- _EXERCISE GOAL_:
Answer these questions from the passage on pinyon pines:
(a) What scientific name does it give for the two-needle or Colorado pinyon?
(b) About how many miles east of the Sierra Nevada are the White Mountains?
(c) Which plant serves as the nurse plant?

He-push … cone eyes.

I guess it was a little odd … to go to the White Mountains and not visit the famous ancient bristlecone pines.  But I was looking for singleleaf pinyons.  A few weeks earlier I had hung out with two-needle pinyon pines on the Colorado Plateau.  So I wanted to get to know this other pinyon.

There are two common pinyon pines in the western US:  the two-needle or Colorado pinyon (Pinus edulis) on the Colorado Plateau and Rocky Mountain foothills; and the singleleaf pinyon (P. monophylla) in the Great Basin and southern California.
After Lanner 1981.
If you look east across the Great Basin from the White Mountains, you'll see range after range covered in singleleaf pinyon - Utah juniper woodland.
This is an arid-lands kind of vegetation.  It grows in some of the driest pine habitat in the world (Waring 2011).  Yet pinyon-juniper woodland is common at higher elevations in the White Mountains – at 8, 9, 10,000+ feet where “normally” we'd find montane forest.  But the Whites are dry.  They’re only about 25 miles east of the mighty Sierra Nevada, which casts a giant rain shadow.

Westerly winds carry considerable moisture from the Pacific Ocean across California, and when the air bumps up against mountain ranges, it rises and cools and moisture condenses out as rain and snow.  Then when the dried-out air descends on the east side of the mountains, it warms and expands and can hold more moisture.  So there’s a rain shadow, especially behind the great Sierra Nevada (more information here and here).

The area around Grand View Campground is quite dry, even though it’s at about 9000 feet elevation.  The pinyons generally were taller and grew more densely than the two-needles on the Colorado Plateau.  Is life a little easier? … the cooler climate a bit more hospitable?

It helps to start life beneath a nurse plant, in this case sagebrush (Artemesia tridentata).

- _MATERIAL PROVIDED_:

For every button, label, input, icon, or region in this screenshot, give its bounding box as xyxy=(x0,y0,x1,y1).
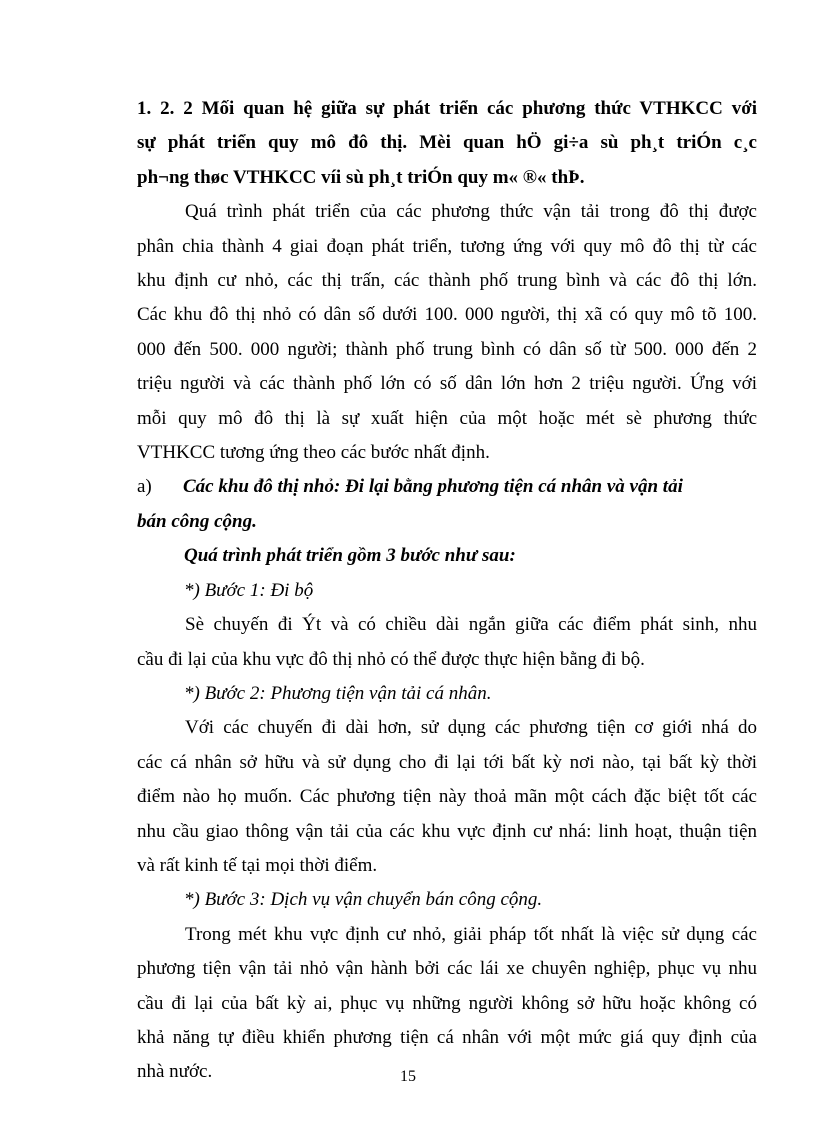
text-line: Các khu đô thị nhỏ có dân số dưới 100. 000 người, thị xã có quy mô tõ 100. xyxy=(137,304,757,326)
text-line: 000 đến 500. 000 người; thành phố trung bình có dân số từ 500. 000 đến 2 xyxy=(137,338,757,360)
text-line: nhà nước. xyxy=(137,1061,213,1083)
text-line: cầu đi lại của bất kỳ ai, phục vụ những người không sở hữu hoặc không có xyxy=(137,992,757,1014)
page-number: 15 xyxy=(400,1068,416,1085)
step-label: *) Bước 3: Dịch vụ vận chuyển bán công cộng. xyxy=(184,889,543,911)
text-line: cầu đi lại của khu vực đô thị nhỏ có thể được thực hiện bằng đi bộ. xyxy=(137,648,645,670)
text-line: VTHKCC tương ứng theo các bước nhất định. xyxy=(137,442,490,464)
text-line: khu định cư nhỏ, các thị trấn, các thành phố trung bình và các đô thị lớn. xyxy=(137,270,757,292)
section-title: bán công cộng. xyxy=(137,510,257,532)
text-line: Trong mét khu vực định cư nhỏ, giải pháp tốt nhất là việc sử dụng các xyxy=(185,923,757,945)
text-line: Quá trình phát triển của các phương thức vận tải trong đô thị được xyxy=(185,201,757,223)
document-page xyxy=(137,92,757,1090)
text-line: Với các chuyến đi dài hơn, sử dụng các phương tiện cơ giới nhá do xyxy=(185,717,757,739)
text-line: và rất kinh tế tại mọi thời điểm. xyxy=(137,854,378,876)
section-a-title xyxy=(137,470,757,539)
text-line xyxy=(137,470,757,504)
text-line: phương tiện vận tải nhỏ vận hành bởi các lái xe chuyên nghiệp, phục vụ nhu xyxy=(137,958,757,980)
step-label: *) Bước 1: Đi bộ xyxy=(184,579,314,601)
step-label: *) Bước 2: Phương tiện vận tải cá nhân. xyxy=(184,682,492,704)
heading-line: 1. 2. 2 Mối quan hệ giữa sự phát triển các phương thức VTHKCC với xyxy=(137,98,757,119)
text-line: khả năng tự điều khiển phương tiện cá nhân với một mức giá quy định của xyxy=(137,1026,757,1048)
heading-line: sự phát triển quy mô đô thị. Mèi quan hÖ gi÷a sù ph¸t triÓn c¸c xyxy=(137,132,757,154)
text-line: Sè chuyến đi Ýt và có chiều dài ngắn giữa các điểm phát sinh, nhu xyxy=(185,614,757,636)
text-line: các cá nhân sở hữu và sử dụng cho đi lại tới bất kỳ nơi nào, tại bất kỳ thời xyxy=(137,751,757,773)
text-line: nhu cầu giao thông vận tải của các khu vực định cư nhá: linh hoạt, thuận tiện xyxy=(137,820,757,842)
heading-line: ph¬ng thøc VTHKCC víi sù ph¸t triÓn quy m« ®« thÞ. xyxy=(137,166,585,188)
section-title: Các khu đô thị nhỏ: Đi lại bằng phương tiện cá nhân và vận tải xyxy=(183,476,683,498)
paragraph-intro xyxy=(137,195,757,470)
text-line: điểm nào họ muốn. Các phương tiện này thoả mãn một cách đặc biệt tốt các xyxy=(137,786,757,808)
section-heading xyxy=(137,92,757,195)
text-line: triệu người và các thành phố lớn có số dân lớn hơn 2 triệu người. Ứng với xyxy=(137,373,757,395)
section-marker: a) xyxy=(137,476,152,498)
text-line: mỗi quy mô đô thị là sự xuất hiện của một hoặc mét sè phương thức xyxy=(137,407,757,429)
text-line: phân chia thành 4 giai đoạn phát triển, tương ứng với quy mô đô thị từ các xyxy=(137,235,757,257)
process-heading: Quá trình phát triển gồm 3 bước như sau: xyxy=(184,545,516,567)
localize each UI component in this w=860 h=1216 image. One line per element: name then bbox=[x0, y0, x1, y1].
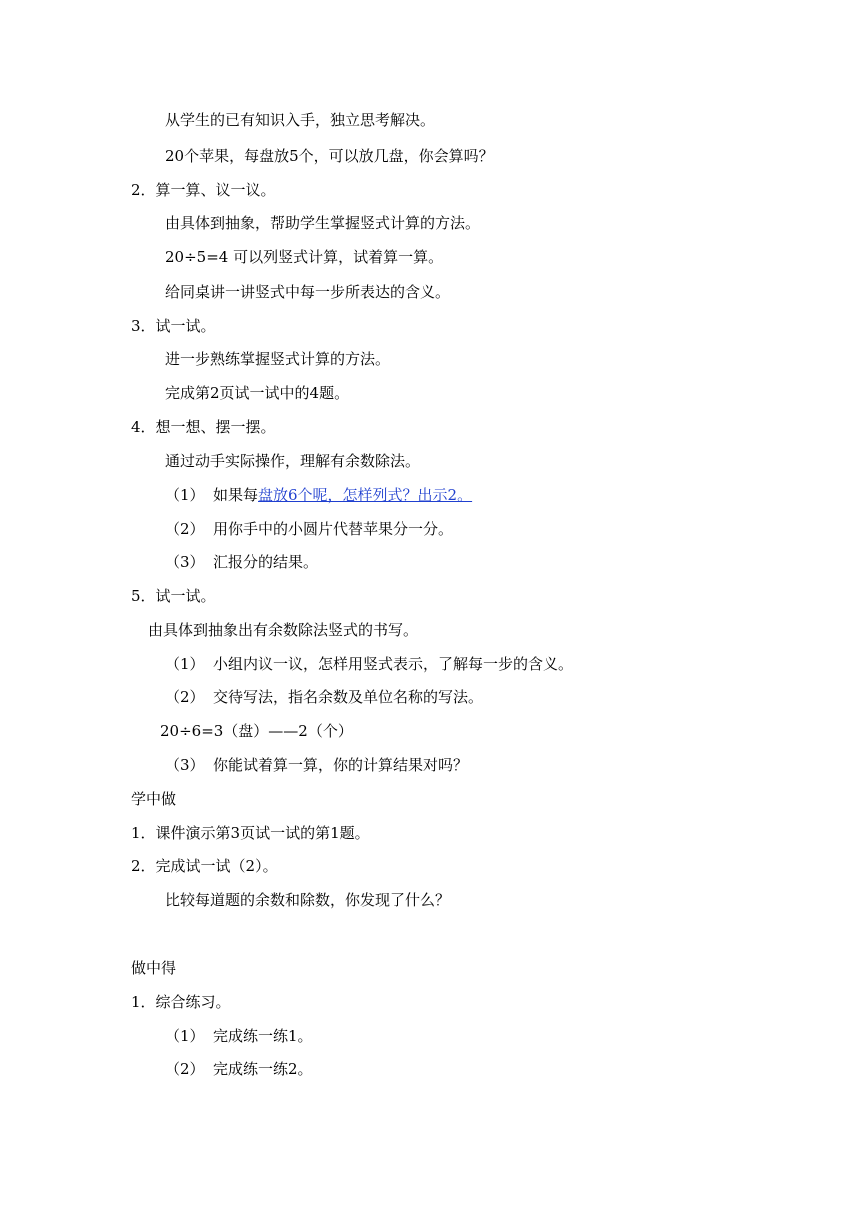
item-text: 汇报分的结果。 bbox=[213, 553, 319, 571]
list-item bbox=[165, 1059, 313, 1079]
text-line: 从学生的已有知识入手，独立思考解决。 bbox=[165, 111, 436, 129]
item-number: （3） bbox=[165, 756, 205, 774]
section-heading: 2．完成试一试（2）。 bbox=[131, 857, 278, 875]
item-text: 小组内议一议，怎样用竖式表示，了解每一步的含义。 bbox=[213, 655, 574, 673]
text-line: 由具体到抽象，帮助学生掌握竖式计算的方法。 bbox=[165, 214, 481, 232]
text-line: 比较每道题的余数和除数，你发现了什么？ bbox=[165, 891, 451, 909]
text-line: 20÷5=4 可以列竖式计算，试着算一算。 bbox=[165, 248, 444, 266]
item-number: （2） bbox=[165, 688, 205, 706]
item-number: （1） bbox=[165, 486, 205, 504]
list-item bbox=[165, 519, 453, 539]
item-text: 完成练一练2。 bbox=[213, 1060, 313, 1078]
item-text: 你能试着算一算，你的计算结果对吗？ bbox=[213, 756, 469, 774]
text-line: 由具体到抽象出有余数除法竖式的书写。 bbox=[148, 621, 419, 639]
section-heading: 3．试一试。 bbox=[131, 317, 216, 335]
hyperlink[interactable]: 盘放6个呢，怎样列式？出示2。 bbox=[258, 486, 473, 504]
item-text: 交待写法，指名余数及单位名称的写法。 bbox=[213, 688, 484, 706]
text-line: 给同桌讲一讲竖式中每一步所表达的含义。 bbox=[165, 283, 451, 301]
section-title: 学中做 bbox=[131, 790, 177, 808]
text-line: 进一步熟练掌握竖式计算的方法。 bbox=[165, 350, 391, 368]
section-heading: 1．综合练习。 bbox=[131, 993, 231, 1011]
equation-line: 20÷6=3（盘）——2（个） bbox=[160, 722, 353, 740]
item-text: 如果每 bbox=[213, 486, 259, 504]
section-heading: 4．想一想、摆一摆。 bbox=[131, 418, 276, 436]
list-item bbox=[165, 552, 318, 572]
text-line: 通过动手实际操作，理解有余数除法。 bbox=[165, 452, 421, 470]
text-line: 20个苹果，每盘放5个，可以放几盘，你会算吗？ bbox=[165, 147, 494, 165]
item-number: （1） bbox=[165, 1027, 205, 1045]
item-text: 用你手中的小圆片代替苹果分一分。 bbox=[213, 520, 454, 538]
section-heading: 1．课件演示第3页试一试的第1题。 bbox=[131, 824, 370, 842]
section-title: 做中得 bbox=[131, 959, 177, 977]
item-number: （1） bbox=[165, 655, 205, 673]
section-heading: 2．算一算、议一议。 bbox=[131, 181, 276, 199]
list-item bbox=[165, 687, 483, 707]
item-number: （3） bbox=[165, 553, 205, 571]
list-item bbox=[165, 485, 472, 505]
text-line: 完成第2页试一试中的4题。 bbox=[165, 384, 350, 402]
list-item bbox=[165, 654, 573, 674]
section-heading: 5．试一试。 bbox=[131, 587, 216, 605]
item-text: 完成练一练1。 bbox=[213, 1027, 313, 1045]
list-item bbox=[165, 755, 468, 775]
item-number: （2） bbox=[165, 520, 205, 538]
list-item bbox=[165, 1026, 313, 1046]
item-number: （2） bbox=[165, 1060, 205, 1078]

- _SOLVED EXERCISE_:
(a) Pinus edulis
(b) About 25 miles
(c) Sagebrush (Artemesia tridentata)